> _SOURCE DATA_:

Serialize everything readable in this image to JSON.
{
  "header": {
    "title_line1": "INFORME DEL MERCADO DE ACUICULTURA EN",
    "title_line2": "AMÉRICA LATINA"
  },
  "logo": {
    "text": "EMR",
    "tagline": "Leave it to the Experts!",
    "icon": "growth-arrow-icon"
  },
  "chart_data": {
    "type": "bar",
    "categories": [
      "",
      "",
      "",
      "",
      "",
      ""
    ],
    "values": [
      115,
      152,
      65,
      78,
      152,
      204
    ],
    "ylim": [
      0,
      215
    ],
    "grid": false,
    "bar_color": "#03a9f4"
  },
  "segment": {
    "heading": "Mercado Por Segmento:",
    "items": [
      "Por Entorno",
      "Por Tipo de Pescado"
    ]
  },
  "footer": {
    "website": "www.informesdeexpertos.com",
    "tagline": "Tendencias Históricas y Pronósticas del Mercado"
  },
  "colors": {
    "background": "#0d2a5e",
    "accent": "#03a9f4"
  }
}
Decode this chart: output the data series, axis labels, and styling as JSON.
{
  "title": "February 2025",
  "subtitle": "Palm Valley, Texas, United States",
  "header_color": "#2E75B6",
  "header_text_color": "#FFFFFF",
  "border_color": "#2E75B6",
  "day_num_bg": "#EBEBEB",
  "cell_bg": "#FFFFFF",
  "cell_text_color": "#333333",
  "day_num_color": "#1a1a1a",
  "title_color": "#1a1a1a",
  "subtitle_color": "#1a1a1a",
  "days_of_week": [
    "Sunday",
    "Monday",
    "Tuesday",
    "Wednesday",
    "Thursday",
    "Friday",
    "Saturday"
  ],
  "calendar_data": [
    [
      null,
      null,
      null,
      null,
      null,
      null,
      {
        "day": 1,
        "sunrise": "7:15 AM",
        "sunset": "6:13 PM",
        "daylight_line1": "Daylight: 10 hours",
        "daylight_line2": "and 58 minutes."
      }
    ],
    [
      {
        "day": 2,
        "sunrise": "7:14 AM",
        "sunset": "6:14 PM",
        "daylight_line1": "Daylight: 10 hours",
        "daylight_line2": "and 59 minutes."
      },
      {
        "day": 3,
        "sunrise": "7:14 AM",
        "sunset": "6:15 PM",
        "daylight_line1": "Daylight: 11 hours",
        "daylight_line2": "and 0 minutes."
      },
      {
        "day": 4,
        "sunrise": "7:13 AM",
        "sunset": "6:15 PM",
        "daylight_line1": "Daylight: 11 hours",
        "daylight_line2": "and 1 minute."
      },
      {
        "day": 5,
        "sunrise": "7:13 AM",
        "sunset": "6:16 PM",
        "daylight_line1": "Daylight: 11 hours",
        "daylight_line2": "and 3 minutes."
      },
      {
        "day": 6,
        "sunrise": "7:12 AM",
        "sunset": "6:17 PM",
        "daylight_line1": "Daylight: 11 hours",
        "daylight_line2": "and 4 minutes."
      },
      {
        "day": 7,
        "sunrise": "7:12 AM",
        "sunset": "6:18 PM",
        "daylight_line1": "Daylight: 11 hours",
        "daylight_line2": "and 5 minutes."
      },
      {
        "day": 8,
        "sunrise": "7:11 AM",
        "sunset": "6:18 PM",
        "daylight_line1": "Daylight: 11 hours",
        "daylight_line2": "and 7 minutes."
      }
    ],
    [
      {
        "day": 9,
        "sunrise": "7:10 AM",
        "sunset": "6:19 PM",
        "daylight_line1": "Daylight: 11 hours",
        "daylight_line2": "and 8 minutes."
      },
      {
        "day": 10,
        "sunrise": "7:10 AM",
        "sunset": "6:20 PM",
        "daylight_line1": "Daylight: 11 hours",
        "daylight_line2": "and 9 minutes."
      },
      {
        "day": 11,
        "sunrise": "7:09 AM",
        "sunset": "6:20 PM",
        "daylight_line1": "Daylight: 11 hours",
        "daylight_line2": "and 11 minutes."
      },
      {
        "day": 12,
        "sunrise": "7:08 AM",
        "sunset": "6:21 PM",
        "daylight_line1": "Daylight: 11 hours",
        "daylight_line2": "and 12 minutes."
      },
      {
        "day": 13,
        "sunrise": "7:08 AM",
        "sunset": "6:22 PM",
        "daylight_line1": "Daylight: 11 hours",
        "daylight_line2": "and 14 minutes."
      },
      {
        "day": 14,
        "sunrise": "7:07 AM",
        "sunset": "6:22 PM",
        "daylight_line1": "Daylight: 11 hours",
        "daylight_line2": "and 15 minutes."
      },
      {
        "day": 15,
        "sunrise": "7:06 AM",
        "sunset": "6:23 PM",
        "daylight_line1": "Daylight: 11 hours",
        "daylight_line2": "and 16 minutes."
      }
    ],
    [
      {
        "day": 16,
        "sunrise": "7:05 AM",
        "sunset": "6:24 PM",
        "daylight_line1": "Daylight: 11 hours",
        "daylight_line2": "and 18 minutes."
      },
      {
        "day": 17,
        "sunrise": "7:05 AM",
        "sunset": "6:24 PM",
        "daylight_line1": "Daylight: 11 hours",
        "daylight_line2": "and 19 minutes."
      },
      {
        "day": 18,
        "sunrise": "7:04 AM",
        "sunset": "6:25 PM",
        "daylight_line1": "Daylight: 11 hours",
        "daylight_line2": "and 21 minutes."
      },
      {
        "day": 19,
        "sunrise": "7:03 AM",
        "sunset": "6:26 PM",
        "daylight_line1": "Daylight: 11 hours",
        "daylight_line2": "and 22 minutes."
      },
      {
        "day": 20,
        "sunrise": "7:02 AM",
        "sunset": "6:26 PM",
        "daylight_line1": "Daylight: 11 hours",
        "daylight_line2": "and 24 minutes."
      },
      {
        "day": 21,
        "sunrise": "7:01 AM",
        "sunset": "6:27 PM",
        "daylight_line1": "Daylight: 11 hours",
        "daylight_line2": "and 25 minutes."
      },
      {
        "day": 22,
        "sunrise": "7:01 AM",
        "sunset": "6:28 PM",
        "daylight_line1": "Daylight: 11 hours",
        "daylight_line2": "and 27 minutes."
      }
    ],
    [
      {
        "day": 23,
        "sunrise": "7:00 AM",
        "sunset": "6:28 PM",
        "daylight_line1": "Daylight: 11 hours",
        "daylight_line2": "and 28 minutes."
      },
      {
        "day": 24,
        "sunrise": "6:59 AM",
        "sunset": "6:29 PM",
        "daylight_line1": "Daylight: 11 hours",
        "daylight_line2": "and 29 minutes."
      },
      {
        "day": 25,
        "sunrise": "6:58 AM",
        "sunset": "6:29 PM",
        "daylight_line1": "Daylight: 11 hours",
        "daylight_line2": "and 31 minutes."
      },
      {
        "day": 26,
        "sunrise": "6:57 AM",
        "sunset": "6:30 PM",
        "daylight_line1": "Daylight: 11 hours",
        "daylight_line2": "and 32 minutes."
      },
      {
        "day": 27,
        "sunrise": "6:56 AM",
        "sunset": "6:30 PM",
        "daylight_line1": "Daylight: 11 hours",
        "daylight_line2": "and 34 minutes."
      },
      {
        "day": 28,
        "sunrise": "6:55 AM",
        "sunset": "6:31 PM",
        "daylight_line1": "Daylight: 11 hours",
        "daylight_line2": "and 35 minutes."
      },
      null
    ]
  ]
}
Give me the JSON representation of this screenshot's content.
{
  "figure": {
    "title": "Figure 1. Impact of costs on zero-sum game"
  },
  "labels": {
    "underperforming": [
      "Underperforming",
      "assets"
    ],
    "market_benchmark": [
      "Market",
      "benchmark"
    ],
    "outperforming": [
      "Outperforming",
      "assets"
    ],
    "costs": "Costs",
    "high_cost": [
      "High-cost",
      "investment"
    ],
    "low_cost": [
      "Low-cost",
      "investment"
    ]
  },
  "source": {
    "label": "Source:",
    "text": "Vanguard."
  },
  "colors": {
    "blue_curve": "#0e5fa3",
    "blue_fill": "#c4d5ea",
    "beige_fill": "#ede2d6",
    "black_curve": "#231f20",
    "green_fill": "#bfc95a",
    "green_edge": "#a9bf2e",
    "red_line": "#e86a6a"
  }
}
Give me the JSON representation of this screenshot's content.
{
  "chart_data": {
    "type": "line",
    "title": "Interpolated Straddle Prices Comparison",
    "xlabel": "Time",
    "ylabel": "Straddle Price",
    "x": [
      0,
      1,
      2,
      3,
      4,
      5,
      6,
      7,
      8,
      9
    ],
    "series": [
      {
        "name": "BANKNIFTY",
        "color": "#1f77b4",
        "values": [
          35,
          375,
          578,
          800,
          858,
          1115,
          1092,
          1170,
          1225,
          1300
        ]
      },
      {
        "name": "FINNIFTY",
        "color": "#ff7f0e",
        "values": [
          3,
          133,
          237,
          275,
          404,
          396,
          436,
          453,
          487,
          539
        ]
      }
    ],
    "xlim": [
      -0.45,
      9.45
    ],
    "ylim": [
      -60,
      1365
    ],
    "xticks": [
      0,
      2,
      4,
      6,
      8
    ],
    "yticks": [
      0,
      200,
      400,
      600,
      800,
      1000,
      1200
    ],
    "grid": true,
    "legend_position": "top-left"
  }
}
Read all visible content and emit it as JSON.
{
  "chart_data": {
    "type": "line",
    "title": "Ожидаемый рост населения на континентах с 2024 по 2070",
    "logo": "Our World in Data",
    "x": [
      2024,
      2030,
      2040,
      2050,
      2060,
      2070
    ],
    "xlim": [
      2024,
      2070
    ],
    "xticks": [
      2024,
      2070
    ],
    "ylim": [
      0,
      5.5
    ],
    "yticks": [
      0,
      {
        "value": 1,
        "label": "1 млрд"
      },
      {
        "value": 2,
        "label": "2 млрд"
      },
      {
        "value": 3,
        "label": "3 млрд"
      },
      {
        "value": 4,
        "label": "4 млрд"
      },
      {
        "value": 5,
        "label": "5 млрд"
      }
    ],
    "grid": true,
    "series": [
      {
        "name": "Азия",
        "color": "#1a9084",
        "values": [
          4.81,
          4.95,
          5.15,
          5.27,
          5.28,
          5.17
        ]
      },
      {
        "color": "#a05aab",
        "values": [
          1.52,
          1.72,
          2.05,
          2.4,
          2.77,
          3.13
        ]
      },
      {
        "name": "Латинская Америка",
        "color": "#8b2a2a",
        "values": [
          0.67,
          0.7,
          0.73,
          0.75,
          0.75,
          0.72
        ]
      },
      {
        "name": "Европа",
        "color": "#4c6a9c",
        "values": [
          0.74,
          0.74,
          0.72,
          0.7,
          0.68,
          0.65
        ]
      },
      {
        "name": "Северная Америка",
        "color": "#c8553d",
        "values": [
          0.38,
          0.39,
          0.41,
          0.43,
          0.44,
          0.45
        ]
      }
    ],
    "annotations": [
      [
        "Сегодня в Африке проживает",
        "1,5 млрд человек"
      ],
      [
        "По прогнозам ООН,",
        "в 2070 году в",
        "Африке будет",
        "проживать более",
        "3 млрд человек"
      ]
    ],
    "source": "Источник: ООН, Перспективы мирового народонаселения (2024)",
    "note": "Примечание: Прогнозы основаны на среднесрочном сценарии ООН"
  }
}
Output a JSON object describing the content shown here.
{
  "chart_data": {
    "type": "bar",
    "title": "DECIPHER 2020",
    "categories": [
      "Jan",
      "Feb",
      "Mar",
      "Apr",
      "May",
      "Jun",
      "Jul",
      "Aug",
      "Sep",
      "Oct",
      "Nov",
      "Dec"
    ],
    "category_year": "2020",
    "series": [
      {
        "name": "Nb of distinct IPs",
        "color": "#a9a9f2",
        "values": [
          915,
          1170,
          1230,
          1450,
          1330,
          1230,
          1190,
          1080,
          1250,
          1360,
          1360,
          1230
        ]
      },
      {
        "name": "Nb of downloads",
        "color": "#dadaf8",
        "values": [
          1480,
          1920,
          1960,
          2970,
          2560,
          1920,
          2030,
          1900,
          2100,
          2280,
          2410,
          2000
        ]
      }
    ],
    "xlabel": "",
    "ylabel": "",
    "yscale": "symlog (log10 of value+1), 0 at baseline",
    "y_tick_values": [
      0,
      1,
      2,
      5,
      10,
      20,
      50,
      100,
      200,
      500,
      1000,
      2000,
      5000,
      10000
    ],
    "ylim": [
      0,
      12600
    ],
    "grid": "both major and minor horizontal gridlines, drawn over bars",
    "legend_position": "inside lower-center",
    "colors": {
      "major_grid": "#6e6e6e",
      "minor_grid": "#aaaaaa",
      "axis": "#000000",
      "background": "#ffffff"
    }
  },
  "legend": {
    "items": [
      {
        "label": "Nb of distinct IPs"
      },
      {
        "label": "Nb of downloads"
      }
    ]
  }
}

> _WRITTEN PROBLEM_:
Find each line in the records holding the string "labels" and show it.

> _COMPLETED EXERCISE_:
Decode this chart: output the data series, axis labels, and styling as JSON.
  "labels": {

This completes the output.